→ **PROBLEM STATEMENT**
Copy each line that contains the string "title".

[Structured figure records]
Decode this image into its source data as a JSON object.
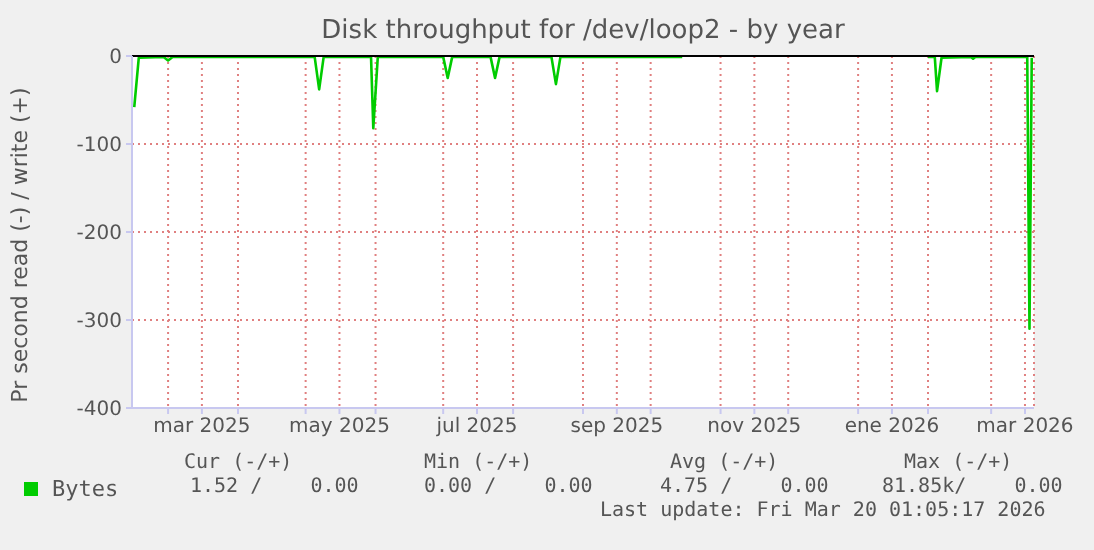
{
  "chart_data": {
    "type": "line",
    "title": "Disk throughput for /dev/loop2 - by year",
    "ylabel": "Pr second read (-) / write (+)",
    "x": [
      "2025-02-14",
      "2025-02-16",
      "2025-02-27",
      "2025-03-01",
      "2025-03-03",
      "2025-05-05",
      "2025-05-07",
      "2025-05-09",
      "2025-05-30",
      "2025-05-31",
      "2025-06-02",
      "2025-07-01",
      "2025-07-03",
      "2025-07-05",
      "2025-07-22",
      "2025-07-24",
      "2025-07-26",
      "2025-08-18",
      "2025-08-20",
      "2025-08-22",
      "2025-10-15",
      "2025-10-16",
      "2026-01-31",
      "2026-02-01",
      "2026-02-04",
      "2026-02-05",
      "2026-02-07",
      "2026-02-20",
      "2026-02-21",
      "2026-02-22",
      "2026-03-17",
      "2026-03-18",
      "2026-03-19"
    ],
    "series": [
      {
        "name": "Bytes",
        "color": "#00cc00",
        "values": [
          -58,
          -2,
          -1,
          -5,
          -1,
          -1,
          -38,
          -1,
          -1,
          -82,
          -1,
          -1,
          -25,
          -1,
          -1,
          -25,
          -1,
          -1,
          -32,
          -1,
          -1,
          null,
          null,
          -1,
          -1,
          -40,
          -2,
          -1,
          -3,
          -1,
          -1,
          -310,
          -2
        ]
      }
    ],
    "xlim": [
      "2025-02-13",
      "2026-03-20"
    ],
    "xticks": [
      {
        "value": "2025-03-01",
        "label": null
      },
      {
        "value": "2025-03-16",
        "label": "mar 2025"
      },
      {
        "value": "2025-04-01",
        "label": null
      },
      {
        "value": "2025-05-01",
        "label": null
      },
      {
        "value": "2025-05-16",
        "label": "may 2025"
      },
      {
        "value": "2025-06-01",
        "label": null
      },
      {
        "value": "2025-07-01",
        "label": null
      },
      {
        "value": "2025-07-16",
        "label": "jul 2025"
      },
      {
        "value": "2025-08-01",
        "label": null
      },
      {
        "value": "2025-09-01",
        "label": null
      },
      {
        "value": "2025-09-16",
        "label": "sep 2025"
      },
      {
        "value": "2025-10-01",
        "label": null
      },
      {
        "value": "2025-11-01",
        "label": null
      },
      {
        "value": "2025-11-16",
        "label": "nov 2025"
      },
      {
        "value": "2025-12-01",
        "label": null
      },
      {
        "value": "2026-01-01",
        "label": null
      },
      {
        "value": "2026-01-16",
        "label": "ene 2026"
      },
      {
        "value": "2026-02-01",
        "label": null
      },
      {
        "value": "2026-03-01",
        "label": null
      },
      {
        "value": "2026-03-16",
        "label": "mar 2026"
      }
    ],
    "ylim": [
      -400,
      0
    ],
    "yticks": [
      -400,
      -300,
      -200,
      -100,
      0
    ],
    "ref_lines": [
      {
        "axis": "y",
        "value": 0,
        "color": "#000000"
      }
    ],
    "grid": true,
    "legend": "bottom",
    "marker": "none",
    "line_style": "solid",
    "annotations": [
      "Cur (-/+)",
      "Min (-/+)",
      "Avg (-/+)",
      "Max (-/+)",
      "1.52 /    0.00",
      "0.00 /    0.00",
      "4.75 /    0.00",
      "81.85k/    0.00",
      "Last update: Fri Mar 20 01:05:17 2026"
    ]
  }
}
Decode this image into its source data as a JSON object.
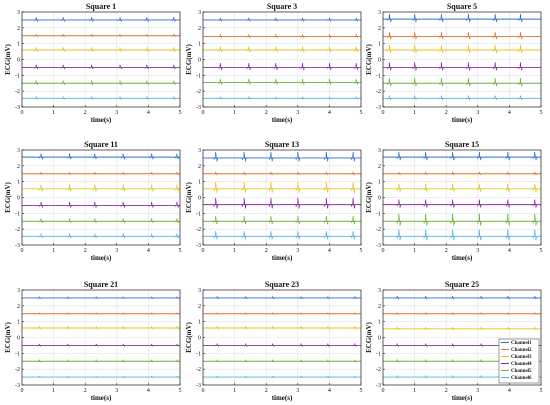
{
  "chart_data": [
    {
      "type": "line",
      "title": "Square 1",
      "xlabel": "time(s)",
      "ylabel": "ECG(mV)",
      "xlim": [
        0,
        5
      ],
      "ylim": [
        -3,
        3
      ],
      "xticks": [
        "0",
        "1",
        "2",
        "3",
        "4",
        "5"
      ],
      "yticks": [
        "-3",
        "-2",
        "-1",
        "0",
        "1",
        "2",
        "3"
      ],
      "grid": true,
      "beat_times": [
        0.45,
        1.3,
        2.2,
        3.1,
        3.95,
        4.8
      ],
      "series": [
        {
          "name": "Channel1",
          "baseline": 2.5,
          "spike": 0.15,
          "color": "#2a6fd6"
        },
        {
          "name": "Channel2",
          "baseline": 1.5,
          "spike": 0.08,
          "color": "#e2702a"
        },
        {
          "name": "Channel3",
          "baseline": 0.6,
          "spike": 0.15,
          "color": "#e8c21c"
        },
        {
          "name": "Channel4",
          "baseline": -0.5,
          "spike": 0.15,
          "color": "#8c2fa0"
        },
        {
          "name": "Channel5",
          "baseline": -1.5,
          "spike": 0.15,
          "color": "#6ab43a"
        },
        {
          "name": "Channel6",
          "baseline": -2.45,
          "spike": 0.1,
          "color": "#4fb3e6"
        }
      ]
    },
    {
      "type": "line",
      "title": "Square 3",
      "xlabel": "time(s)",
      "ylabel": "ECG(mV)",
      "xlim": [
        0,
        5
      ],
      "ylim": [
        -3,
        3
      ],
      "xticks": [
        "0",
        "1",
        "2",
        "3",
        "4",
        "5"
      ],
      "yticks": [
        "-3",
        "-2",
        "-1",
        "0",
        "1",
        "2",
        "3"
      ],
      "grid": true,
      "beat_times": [
        0.55,
        1.45,
        2.3,
        3.15,
        4.0,
        4.85
      ],
      "series": [
        {
          "name": "Channel1",
          "baseline": 2.5,
          "spike": 0.12,
          "color": "#2a6fd6"
        },
        {
          "name": "Channel2",
          "baseline": 1.45,
          "spike": 0.12,
          "color": "#e2702a"
        },
        {
          "name": "Channel3",
          "baseline": 0.6,
          "spike": 0.2,
          "color": "#e8c21c"
        },
        {
          "name": "Channel4",
          "baseline": -0.5,
          "spike": 0.25,
          "color": "#8c2fa0"
        },
        {
          "name": "Channel5",
          "baseline": -1.45,
          "spike": 0.2,
          "color": "#6ab43a"
        },
        {
          "name": "Channel6",
          "baseline": -2.45,
          "spike": 0.08,
          "color": "#4fb3e6"
        }
      ]
    },
    {
      "type": "line",
      "title": "Square 5",
      "xlabel": "time(s)",
      "ylabel": "ECG(mV)",
      "xlim": [
        0,
        5
      ],
      "ylim": [
        -3,
        3
      ],
      "xticks": [
        "0",
        "1",
        "2",
        "3",
        "4",
        "5"
      ],
      "yticks": [
        "-3",
        "-2",
        "-1",
        "0",
        "1",
        "2",
        "3"
      ],
      "grid": true,
      "beat_times": [
        0.2,
        1.0,
        1.85,
        2.7,
        3.55,
        4.35
      ],
      "series": [
        {
          "name": "Channel1",
          "baseline": 2.55,
          "spike": 0.3,
          "color": "#2a6fd6"
        },
        {
          "name": "Channel2",
          "baseline": 1.45,
          "spike": 0.25,
          "color": "#e2702a"
        },
        {
          "name": "Channel3",
          "baseline": 0.6,
          "spike": 0.3,
          "color": "#e8c21c"
        },
        {
          "name": "Channel4",
          "baseline": -0.5,
          "spike": 0.3,
          "color": "#8c2fa0"
        },
        {
          "name": "Channel5",
          "baseline": -1.5,
          "spike": 0.3,
          "color": "#6ab43a"
        },
        {
          "name": "Channel6",
          "baseline": -2.45,
          "spike": 0.15,
          "color": "#4fb3e6"
        }
      ]
    },
    {
      "type": "line",
      "title": "Square 11",
      "xlabel": "time(s)",
      "ylabel": "ECG(mV)",
      "xlim": [
        0,
        5
      ],
      "ylim": [
        -3,
        3
      ],
      "xticks": [
        "0",
        "1",
        "2",
        "3",
        "4",
        "5"
      ],
      "yticks": [
        "-3",
        "-2",
        "-1",
        "0",
        "1",
        "2",
        "3"
      ],
      "grid": true,
      "beat_times": [
        0.6,
        1.5,
        2.3,
        3.2,
        4.1,
        4.9
      ],
      "series": [
        {
          "name": "Channel1",
          "baseline": 2.55,
          "spike": 0.2,
          "color": "#2a6fd6"
        },
        {
          "name": "Channel2",
          "baseline": 1.5,
          "spike": 0.08,
          "color": "#e2702a"
        },
        {
          "name": "Channel3",
          "baseline": 0.55,
          "spike": 0.25,
          "color": "#e8c21c"
        },
        {
          "name": "Channel4",
          "baseline": -0.5,
          "spike": 0.2,
          "color": "#8c2fa0"
        },
        {
          "name": "Channel5",
          "baseline": -1.5,
          "spike": 0.15,
          "color": "#6ab43a"
        },
        {
          "name": "Channel6",
          "baseline": -2.45,
          "spike": 0.15,
          "color": "#4fb3e6"
        }
      ]
    },
    {
      "type": "line",
      "title": "Square 13",
      "xlabel": "time(s)",
      "ylabel": "ECG(mV)",
      "xlim": [
        0,
        5
      ],
      "ylim": [
        -3,
        3
      ],
      "xticks": [
        "0",
        "1",
        "2",
        "3",
        "4",
        "5"
      ],
      "yticks": [
        "-3",
        "-2",
        "-1",
        "0",
        "1",
        "2",
        "3"
      ],
      "grid": true,
      "beat_times": [
        0.4,
        1.3,
        2.15,
        3.0,
        3.9,
        4.75
      ],
      "series": [
        {
          "name": "Channel1",
          "baseline": 2.5,
          "spike": 0.35,
          "color": "#2a6fd6"
        },
        {
          "name": "Channel2",
          "baseline": 1.5,
          "spike": 0.1,
          "color": "#e2702a"
        },
        {
          "name": "Channel3",
          "baseline": 0.55,
          "spike": 0.4,
          "color": "#e8c21c"
        },
        {
          "name": "Channel4",
          "baseline": -0.45,
          "spike": 0.4,
          "color": "#8c2fa0"
        },
        {
          "name": "Channel5",
          "baseline": -1.5,
          "spike": 0.3,
          "color": "#6ab43a"
        },
        {
          "name": "Channel6",
          "baseline": -2.45,
          "spike": 0.3,
          "color": "#4fb3e6"
        }
      ]
    },
    {
      "type": "line",
      "title": "Square 15",
      "xlabel": "time(s)",
      "ylabel": "ECG(mV)",
      "xlim": [
        0,
        5
      ],
      "ylim": [
        -3,
        3
      ],
      "xticks": [
        "0",
        "1",
        "2",
        "3",
        "4",
        "5"
      ],
      "yticks": [
        "-3",
        "-2",
        "-1",
        "0",
        "1",
        "2",
        "3"
      ],
      "grid": true,
      "beat_times": [
        0.5,
        1.35,
        2.2,
        3.05,
        3.95,
        4.8
      ],
      "series": [
        {
          "name": "Channel1",
          "baseline": 2.55,
          "spike": 0.3,
          "color": "#2a6fd6"
        },
        {
          "name": "Channel2",
          "baseline": 1.5,
          "spike": 0.1,
          "color": "#e2702a"
        },
        {
          "name": "Channel3",
          "baseline": 0.55,
          "spike": 0.3,
          "color": "#e8c21c"
        },
        {
          "name": "Channel4",
          "baseline": -0.45,
          "spike": 0.3,
          "color": "#8c2fa0"
        },
        {
          "name": "Channel5",
          "baseline": -1.5,
          "spike": 0.45,
          "color": "#6ab43a"
        },
        {
          "name": "Channel6",
          "baseline": -2.45,
          "spike": 0.4,
          "color": "#4fb3e6"
        }
      ]
    },
    {
      "type": "line",
      "title": "Square 21",
      "xlabel": "time(s)",
      "ylabel": "ECG(mV)",
      "xlim": [
        0,
        5
      ],
      "ylim": [
        -3,
        3
      ],
      "xticks": [
        "0",
        "1",
        "2",
        "3",
        "4",
        "5"
      ],
      "yticks": [
        "-3",
        "-2",
        "-1",
        "0",
        "1",
        "2",
        "3"
      ],
      "grid": true,
      "beat_times": [
        0.55,
        1.45,
        2.35,
        3.2,
        4.1,
        4.9
      ],
      "series": [
        {
          "name": "Channel1",
          "baseline": 2.5,
          "spike": 0.06,
          "color": "#2a6fd6"
        },
        {
          "name": "Channel2",
          "baseline": 1.5,
          "spike": 0.05,
          "color": "#e2702a"
        },
        {
          "name": "Channel3",
          "baseline": 0.6,
          "spike": 0.1,
          "color": "#e8c21c"
        },
        {
          "name": "Channel4",
          "baseline": -0.5,
          "spike": 0.08,
          "color": "#8c2fa0"
        },
        {
          "name": "Channel5",
          "baseline": -1.5,
          "spike": 0.08,
          "color": "#6ab43a"
        },
        {
          "name": "Channel6",
          "baseline": -2.5,
          "spike": 0.05,
          "color": "#4fb3e6"
        }
      ]
    },
    {
      "type": "line",
      "title": "Square 23",
      "xlabel": "time(s)",
      "ylabel": "ECG(mV)",
      "xlim": [
        0,
        5
      ],
      "ylim": [
        -3,
        3
      ],
      "xticks": [
        "0",
        "1",
        "2",
        "3",
        "4",
        "5"
      ],
      "yticks": [
        "-3",
        "-2",
        "-1",
        "0",
        "1",
        "2",
        "3"
      ],
      "grid": true,
      "beat_times": [
        0.45,
        1.35,
        2.2,
        3.1,
        3.95,
        4.8
      ],
      "series": [
        {
          "name": "Channel1",
          "baseline": 2.5,
          "spike": 0.08,
          "color": "#2a6fd6"
        },
        {
          "name": "Channel2",
          "baseline": 1.5,
          "spike": 0.05,
          "color": "#e2702a"
        },
        {
          "name": "Channel3",
          "baseline": 0.6,
          "spike": 0.1,
          "color": "#e8c21c"
        },
        {
          "name": "Channel4",
          "baseline": -0.5,
          "spike": 0.1,
          "color": "#8c2fa0"
        },
        {
          "name": "Channel5",
          "baseline": -1.5,
          "spike": 0.08,
          "color": "#6ab43a"
        },
        {
          "name": "Channel6",
          "baseline": -2.5,
          "spike": 0.06,
          "color": "#4fb3e6"
        }
      ]
    },
    {
      "type": "line",
      "title": "Square 25",
      "xlabel": "time(s)",
      "ylabel": "ECG(mV)",
      "xlim": [
        0,
        5
      ],
      "ylim": [
        -3,
        3
      ],
      "xticks": [
        "0",
        "1",
        "2",
        "3",
        "4",
        "5"
      ],
      "yticks": [
        "-3",
        "-2",
        "-1",
        "0",
        "1",
        "2",
        "3"
      ],
      "grid": true,
      "legend": "bottom-right",
      "beat_times": [
        0.45,
        1.35,
        2.2,
        3.1,
        3.95,
        4.8
      ],
      "series": [
        {
          "name": "Channel1",
          "baseline": 2.5,
          "spike": 0.1,
          "color": "#2a6fd6"
        },
        {
          "name": "Channel2",
          "baseline": 1.5,
          "spike": 0.06,
          "color": "#e2702a"
        },
        {
          "name": "Channel3",
          "baseline": 0.55,
          "spike": 0.1,
          "color": "#e8c21c"
        },
        {
          "name": "Channel4",
          "baseline": -0.5,
          "spike": 0.1,
          "color": "#8c2fa0"
        },
        {
          "name": "Channel5",
          "baseline": -1.5,
          "spike": 0.1,
          "color": "#6ab43a"
        },
        {
          "name": "Channel6",
          "baseline": -2.5,
          "spike": 0.08,
          "color": "#4fb3e6"
        }
      ]
    }
  ]
}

→ **SOLUTION FOR THIS TASK**
    "title": "Disk throughput for /dev/loop2 - by year",
      "title": "Square 1",
      "title": "Square 3",
      "title": "Square 5",
      "title": "Square 11",
      "title": "Square 13",
      "title": "Square 15",
      "title": "Square 21",
      "title": "Square 23",
      "title": "Square 25",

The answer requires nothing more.